● **What you are asked to do**
Locate each line of the material that contains "value", then return it.

● **Source data**
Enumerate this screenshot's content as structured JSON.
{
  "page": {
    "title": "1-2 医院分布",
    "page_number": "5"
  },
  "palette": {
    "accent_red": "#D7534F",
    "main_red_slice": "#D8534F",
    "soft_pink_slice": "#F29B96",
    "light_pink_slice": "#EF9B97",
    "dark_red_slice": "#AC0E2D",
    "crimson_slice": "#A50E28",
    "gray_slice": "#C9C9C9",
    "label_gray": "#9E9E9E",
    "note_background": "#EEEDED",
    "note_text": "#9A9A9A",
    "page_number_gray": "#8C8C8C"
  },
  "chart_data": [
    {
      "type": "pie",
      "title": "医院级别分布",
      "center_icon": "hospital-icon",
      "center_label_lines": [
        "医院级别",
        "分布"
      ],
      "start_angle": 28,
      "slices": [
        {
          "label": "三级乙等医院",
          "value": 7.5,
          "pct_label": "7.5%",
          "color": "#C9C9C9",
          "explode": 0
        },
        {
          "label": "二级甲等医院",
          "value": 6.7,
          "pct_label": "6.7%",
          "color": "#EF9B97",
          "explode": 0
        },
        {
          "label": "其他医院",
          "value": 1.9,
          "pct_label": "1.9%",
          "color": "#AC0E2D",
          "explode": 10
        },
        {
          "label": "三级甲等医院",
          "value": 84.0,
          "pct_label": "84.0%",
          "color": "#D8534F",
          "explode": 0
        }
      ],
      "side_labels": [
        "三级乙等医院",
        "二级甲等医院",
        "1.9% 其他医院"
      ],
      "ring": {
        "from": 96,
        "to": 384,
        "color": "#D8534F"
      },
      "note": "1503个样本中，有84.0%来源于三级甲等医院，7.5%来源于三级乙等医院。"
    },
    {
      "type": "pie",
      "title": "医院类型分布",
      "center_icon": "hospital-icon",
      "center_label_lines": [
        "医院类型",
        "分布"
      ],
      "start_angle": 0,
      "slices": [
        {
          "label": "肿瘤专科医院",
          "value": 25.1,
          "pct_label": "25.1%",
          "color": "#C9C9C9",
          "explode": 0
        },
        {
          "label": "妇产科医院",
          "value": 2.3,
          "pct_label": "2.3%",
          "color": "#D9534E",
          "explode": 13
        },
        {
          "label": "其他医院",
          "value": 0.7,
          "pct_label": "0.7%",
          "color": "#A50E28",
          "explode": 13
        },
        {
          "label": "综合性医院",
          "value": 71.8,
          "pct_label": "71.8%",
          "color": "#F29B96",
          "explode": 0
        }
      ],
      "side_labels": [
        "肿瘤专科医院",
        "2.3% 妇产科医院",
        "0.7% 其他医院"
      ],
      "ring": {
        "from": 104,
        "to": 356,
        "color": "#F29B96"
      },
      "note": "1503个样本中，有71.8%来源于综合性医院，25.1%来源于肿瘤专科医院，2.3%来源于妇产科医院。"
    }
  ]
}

● **Task response**
          "value": 7.5,
          "value": 6.7,
          "value": 1.9,
          "value": 84.0,
          "value": 25.1,
          "value": 2.3,
          "value": 0.7,
          "value": 71.8,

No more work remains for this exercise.